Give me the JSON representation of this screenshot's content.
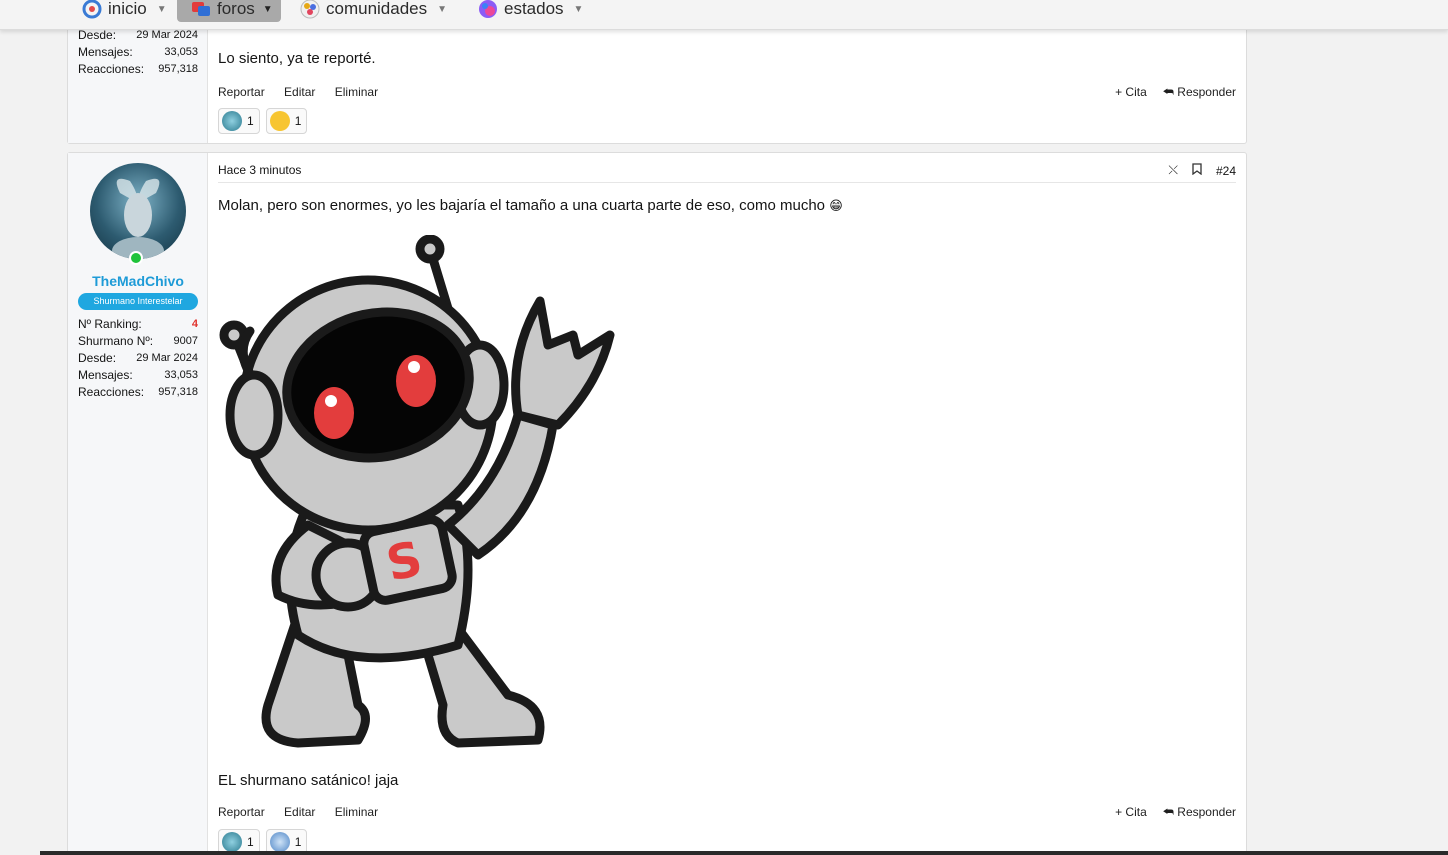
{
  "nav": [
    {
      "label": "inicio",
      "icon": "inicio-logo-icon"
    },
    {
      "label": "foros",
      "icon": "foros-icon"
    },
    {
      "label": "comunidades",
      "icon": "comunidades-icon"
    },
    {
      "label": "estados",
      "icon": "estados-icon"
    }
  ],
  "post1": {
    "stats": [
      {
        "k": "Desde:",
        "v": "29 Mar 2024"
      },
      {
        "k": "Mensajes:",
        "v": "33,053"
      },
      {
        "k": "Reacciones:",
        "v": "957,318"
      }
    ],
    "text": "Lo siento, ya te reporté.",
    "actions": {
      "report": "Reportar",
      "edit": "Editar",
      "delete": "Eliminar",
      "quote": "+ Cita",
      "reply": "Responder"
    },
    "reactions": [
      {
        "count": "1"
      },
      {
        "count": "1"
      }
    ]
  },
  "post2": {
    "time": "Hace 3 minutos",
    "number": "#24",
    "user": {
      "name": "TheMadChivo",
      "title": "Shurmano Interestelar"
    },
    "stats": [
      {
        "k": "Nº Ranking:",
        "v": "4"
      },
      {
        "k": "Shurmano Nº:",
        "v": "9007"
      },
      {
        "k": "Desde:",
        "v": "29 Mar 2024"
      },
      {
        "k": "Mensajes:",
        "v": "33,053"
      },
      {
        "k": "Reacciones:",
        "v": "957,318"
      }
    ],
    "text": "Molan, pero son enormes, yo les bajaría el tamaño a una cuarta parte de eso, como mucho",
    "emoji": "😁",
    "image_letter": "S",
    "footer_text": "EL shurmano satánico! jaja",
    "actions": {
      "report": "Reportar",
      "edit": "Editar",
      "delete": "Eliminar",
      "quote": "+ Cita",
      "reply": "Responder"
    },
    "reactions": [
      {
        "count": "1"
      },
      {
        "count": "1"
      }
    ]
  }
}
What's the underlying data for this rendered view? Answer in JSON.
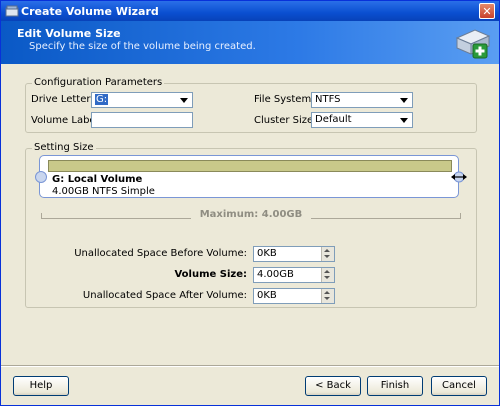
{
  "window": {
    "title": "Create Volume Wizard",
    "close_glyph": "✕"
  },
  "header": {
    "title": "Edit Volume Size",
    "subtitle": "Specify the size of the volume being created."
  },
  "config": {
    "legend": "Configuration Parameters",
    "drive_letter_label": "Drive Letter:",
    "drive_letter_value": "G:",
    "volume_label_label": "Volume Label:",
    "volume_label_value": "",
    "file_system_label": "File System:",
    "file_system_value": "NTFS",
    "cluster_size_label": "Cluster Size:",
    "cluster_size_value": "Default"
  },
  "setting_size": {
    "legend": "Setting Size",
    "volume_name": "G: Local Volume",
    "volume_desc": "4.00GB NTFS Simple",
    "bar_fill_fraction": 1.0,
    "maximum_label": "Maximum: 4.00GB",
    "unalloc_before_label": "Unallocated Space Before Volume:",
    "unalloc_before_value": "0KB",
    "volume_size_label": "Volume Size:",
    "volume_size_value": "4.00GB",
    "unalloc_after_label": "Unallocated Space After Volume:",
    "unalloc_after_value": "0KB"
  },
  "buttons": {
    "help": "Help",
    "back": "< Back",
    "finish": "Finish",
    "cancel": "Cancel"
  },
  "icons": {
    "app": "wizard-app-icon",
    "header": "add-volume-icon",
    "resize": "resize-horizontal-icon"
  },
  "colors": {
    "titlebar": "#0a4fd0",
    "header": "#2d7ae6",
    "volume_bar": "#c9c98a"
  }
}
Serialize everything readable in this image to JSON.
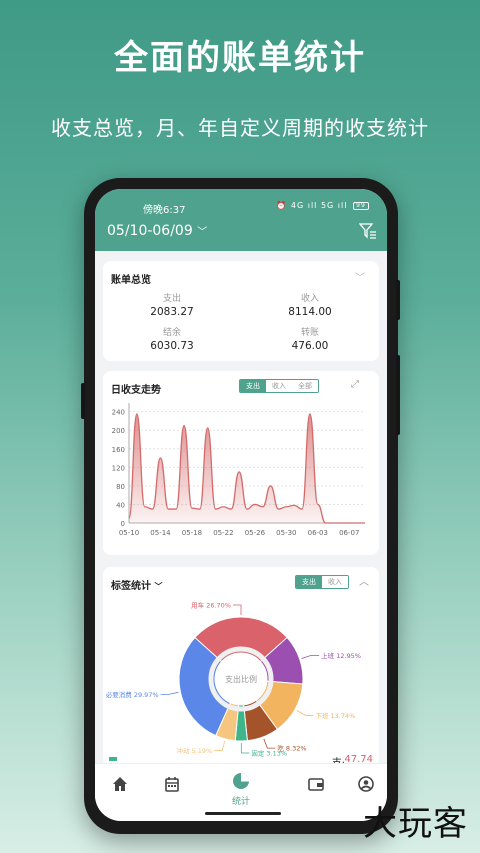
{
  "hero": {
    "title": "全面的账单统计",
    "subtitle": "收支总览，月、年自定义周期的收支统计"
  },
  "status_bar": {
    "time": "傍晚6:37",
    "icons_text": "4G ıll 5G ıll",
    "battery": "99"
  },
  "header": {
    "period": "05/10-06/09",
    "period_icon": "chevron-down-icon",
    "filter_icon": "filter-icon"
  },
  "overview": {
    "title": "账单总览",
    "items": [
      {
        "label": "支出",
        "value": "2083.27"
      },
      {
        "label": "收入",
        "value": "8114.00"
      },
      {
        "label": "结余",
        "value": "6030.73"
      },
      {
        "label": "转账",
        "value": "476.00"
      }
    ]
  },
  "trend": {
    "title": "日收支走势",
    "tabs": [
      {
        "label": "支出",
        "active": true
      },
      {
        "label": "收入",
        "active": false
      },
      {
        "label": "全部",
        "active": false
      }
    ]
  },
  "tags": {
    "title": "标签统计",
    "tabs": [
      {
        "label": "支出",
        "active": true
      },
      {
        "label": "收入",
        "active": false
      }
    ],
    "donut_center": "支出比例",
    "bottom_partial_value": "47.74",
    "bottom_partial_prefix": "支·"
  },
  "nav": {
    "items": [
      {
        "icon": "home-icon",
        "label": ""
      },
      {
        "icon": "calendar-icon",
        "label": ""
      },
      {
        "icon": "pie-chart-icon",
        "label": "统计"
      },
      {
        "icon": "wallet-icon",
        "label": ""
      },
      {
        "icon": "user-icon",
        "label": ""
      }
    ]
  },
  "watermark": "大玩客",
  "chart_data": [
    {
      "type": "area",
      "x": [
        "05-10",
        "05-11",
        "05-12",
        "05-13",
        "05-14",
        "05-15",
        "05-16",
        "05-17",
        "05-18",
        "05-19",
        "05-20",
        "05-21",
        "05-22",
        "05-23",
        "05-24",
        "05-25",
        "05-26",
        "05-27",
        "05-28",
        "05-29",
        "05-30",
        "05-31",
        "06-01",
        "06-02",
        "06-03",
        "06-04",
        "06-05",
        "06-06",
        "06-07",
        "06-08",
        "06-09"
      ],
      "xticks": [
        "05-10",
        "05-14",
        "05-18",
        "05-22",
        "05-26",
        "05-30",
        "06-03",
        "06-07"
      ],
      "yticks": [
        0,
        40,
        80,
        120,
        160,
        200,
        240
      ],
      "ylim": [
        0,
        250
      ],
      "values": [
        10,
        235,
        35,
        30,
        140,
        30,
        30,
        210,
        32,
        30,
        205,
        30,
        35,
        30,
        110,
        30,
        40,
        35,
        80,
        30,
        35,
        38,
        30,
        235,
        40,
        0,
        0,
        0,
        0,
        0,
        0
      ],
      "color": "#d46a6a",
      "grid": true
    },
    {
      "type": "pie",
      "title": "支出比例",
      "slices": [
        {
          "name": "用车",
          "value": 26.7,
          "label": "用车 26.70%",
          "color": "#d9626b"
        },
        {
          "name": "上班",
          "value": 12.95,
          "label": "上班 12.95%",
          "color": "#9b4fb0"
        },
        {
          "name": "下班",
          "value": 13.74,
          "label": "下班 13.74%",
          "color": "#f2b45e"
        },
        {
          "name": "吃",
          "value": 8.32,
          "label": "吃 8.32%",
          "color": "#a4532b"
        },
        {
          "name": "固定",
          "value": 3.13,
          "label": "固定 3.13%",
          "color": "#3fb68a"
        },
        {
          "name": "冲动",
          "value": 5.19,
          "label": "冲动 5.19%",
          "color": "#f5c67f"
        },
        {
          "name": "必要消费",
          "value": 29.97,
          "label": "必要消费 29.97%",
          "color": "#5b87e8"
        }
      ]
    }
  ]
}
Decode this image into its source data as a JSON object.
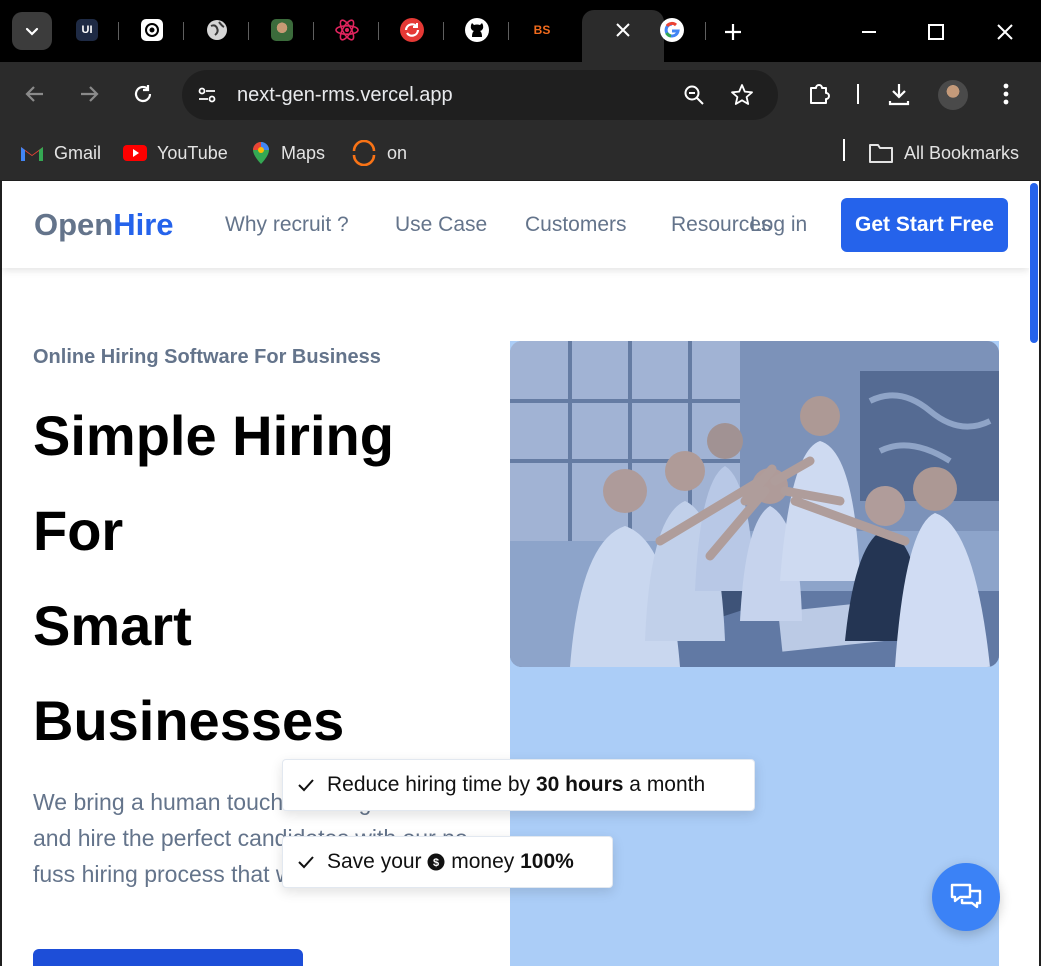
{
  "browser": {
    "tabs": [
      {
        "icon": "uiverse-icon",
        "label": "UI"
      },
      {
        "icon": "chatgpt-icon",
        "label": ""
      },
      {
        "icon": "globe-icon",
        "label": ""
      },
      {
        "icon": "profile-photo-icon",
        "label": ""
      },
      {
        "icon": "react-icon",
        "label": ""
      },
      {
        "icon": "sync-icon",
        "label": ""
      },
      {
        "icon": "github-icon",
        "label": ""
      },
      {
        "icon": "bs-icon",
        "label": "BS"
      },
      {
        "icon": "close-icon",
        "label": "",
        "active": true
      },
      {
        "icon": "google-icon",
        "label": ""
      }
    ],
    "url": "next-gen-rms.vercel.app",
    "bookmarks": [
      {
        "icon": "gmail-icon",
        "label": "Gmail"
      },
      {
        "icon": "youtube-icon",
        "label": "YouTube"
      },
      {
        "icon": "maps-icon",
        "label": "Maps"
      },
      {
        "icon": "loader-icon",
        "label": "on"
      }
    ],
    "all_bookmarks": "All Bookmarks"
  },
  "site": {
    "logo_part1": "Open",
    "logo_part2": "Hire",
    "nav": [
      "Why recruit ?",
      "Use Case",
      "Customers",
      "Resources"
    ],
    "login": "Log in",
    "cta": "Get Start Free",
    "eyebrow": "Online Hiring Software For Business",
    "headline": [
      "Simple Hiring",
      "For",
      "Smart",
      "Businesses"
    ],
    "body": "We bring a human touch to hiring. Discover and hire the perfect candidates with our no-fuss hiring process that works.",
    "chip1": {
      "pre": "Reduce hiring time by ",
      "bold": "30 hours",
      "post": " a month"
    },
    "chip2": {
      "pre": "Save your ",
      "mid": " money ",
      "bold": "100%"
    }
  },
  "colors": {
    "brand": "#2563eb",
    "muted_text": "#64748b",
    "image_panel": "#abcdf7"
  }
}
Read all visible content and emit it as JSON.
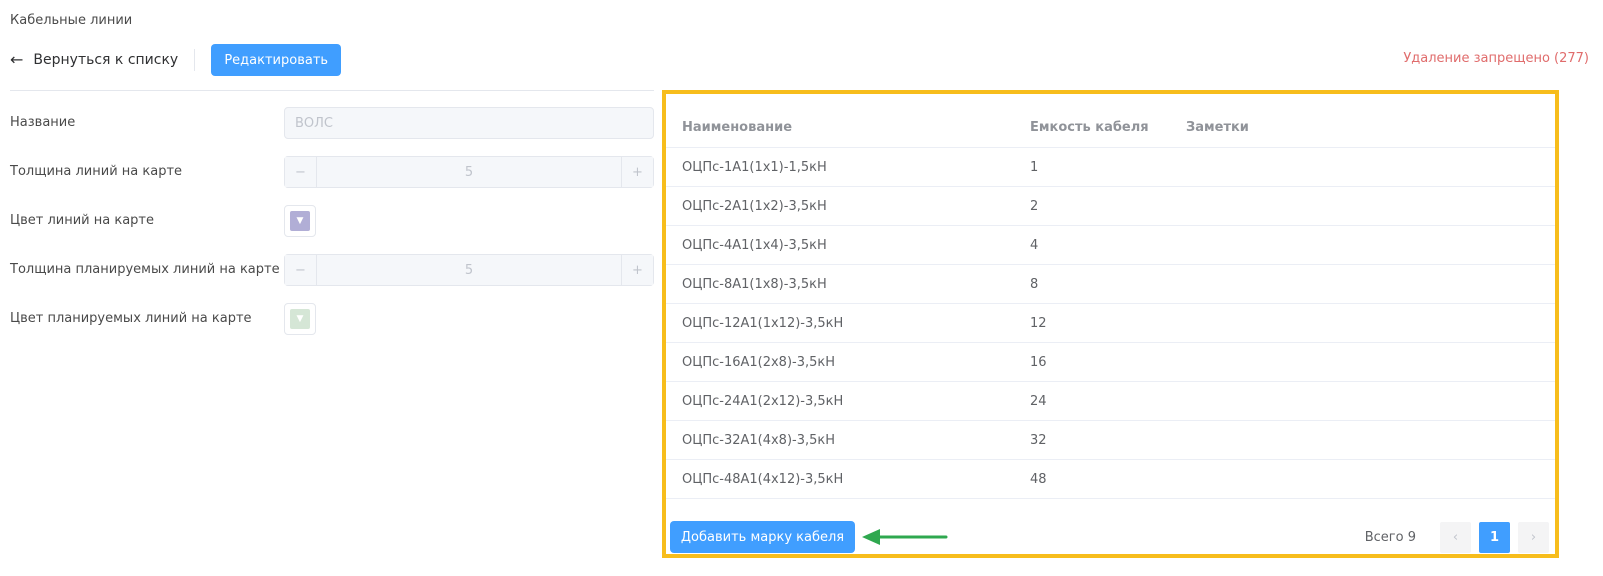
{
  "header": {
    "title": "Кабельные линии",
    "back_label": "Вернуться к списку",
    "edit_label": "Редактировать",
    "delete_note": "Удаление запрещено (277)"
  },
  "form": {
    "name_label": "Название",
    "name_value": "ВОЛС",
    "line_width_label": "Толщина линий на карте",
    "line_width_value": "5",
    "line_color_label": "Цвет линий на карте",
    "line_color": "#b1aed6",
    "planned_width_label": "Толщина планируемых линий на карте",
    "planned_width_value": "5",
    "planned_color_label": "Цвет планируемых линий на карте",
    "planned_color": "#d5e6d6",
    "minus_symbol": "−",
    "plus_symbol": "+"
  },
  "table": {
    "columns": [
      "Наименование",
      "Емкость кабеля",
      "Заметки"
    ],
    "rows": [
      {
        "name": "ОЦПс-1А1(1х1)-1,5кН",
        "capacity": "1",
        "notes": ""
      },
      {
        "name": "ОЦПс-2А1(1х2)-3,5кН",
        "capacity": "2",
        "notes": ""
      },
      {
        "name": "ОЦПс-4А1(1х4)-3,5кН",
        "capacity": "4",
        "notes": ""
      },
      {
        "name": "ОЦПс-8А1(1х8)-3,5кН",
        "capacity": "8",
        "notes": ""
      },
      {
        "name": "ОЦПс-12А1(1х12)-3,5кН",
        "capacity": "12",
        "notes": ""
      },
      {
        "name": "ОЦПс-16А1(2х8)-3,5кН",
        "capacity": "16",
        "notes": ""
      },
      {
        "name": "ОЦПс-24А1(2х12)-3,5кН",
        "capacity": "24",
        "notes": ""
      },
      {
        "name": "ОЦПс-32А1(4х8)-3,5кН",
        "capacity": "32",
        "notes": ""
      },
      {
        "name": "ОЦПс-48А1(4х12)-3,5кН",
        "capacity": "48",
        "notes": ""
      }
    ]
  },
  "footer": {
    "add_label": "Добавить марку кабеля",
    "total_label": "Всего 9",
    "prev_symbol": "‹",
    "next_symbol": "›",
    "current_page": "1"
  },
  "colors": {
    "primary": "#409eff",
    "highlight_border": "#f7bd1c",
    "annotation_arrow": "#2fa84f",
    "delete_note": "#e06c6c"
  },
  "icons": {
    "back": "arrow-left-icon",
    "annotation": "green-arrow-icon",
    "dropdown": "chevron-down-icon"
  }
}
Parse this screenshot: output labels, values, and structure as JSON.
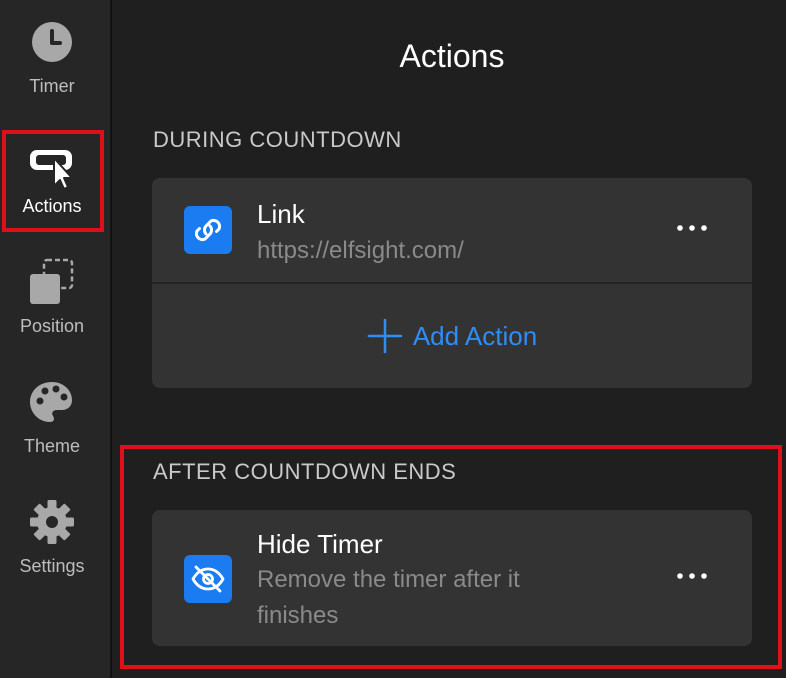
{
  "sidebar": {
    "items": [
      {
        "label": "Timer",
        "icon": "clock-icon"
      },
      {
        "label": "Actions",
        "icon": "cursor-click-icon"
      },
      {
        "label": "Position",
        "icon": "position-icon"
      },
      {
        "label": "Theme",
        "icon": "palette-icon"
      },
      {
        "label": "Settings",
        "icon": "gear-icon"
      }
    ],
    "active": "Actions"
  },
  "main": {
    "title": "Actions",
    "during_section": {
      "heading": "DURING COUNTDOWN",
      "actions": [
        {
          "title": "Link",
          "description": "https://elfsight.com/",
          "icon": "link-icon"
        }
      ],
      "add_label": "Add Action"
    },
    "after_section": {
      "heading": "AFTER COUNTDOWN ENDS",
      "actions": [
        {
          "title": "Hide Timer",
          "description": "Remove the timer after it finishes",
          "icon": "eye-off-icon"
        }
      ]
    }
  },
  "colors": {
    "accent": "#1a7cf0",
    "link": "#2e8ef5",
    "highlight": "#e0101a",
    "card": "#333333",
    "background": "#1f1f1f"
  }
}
----------
WORK TO DO: Pick out each line that holds the string "legend".

WRITTEN ANSWER:
    "legend": "Configuration Parameters",
    "legend": "Setting Size",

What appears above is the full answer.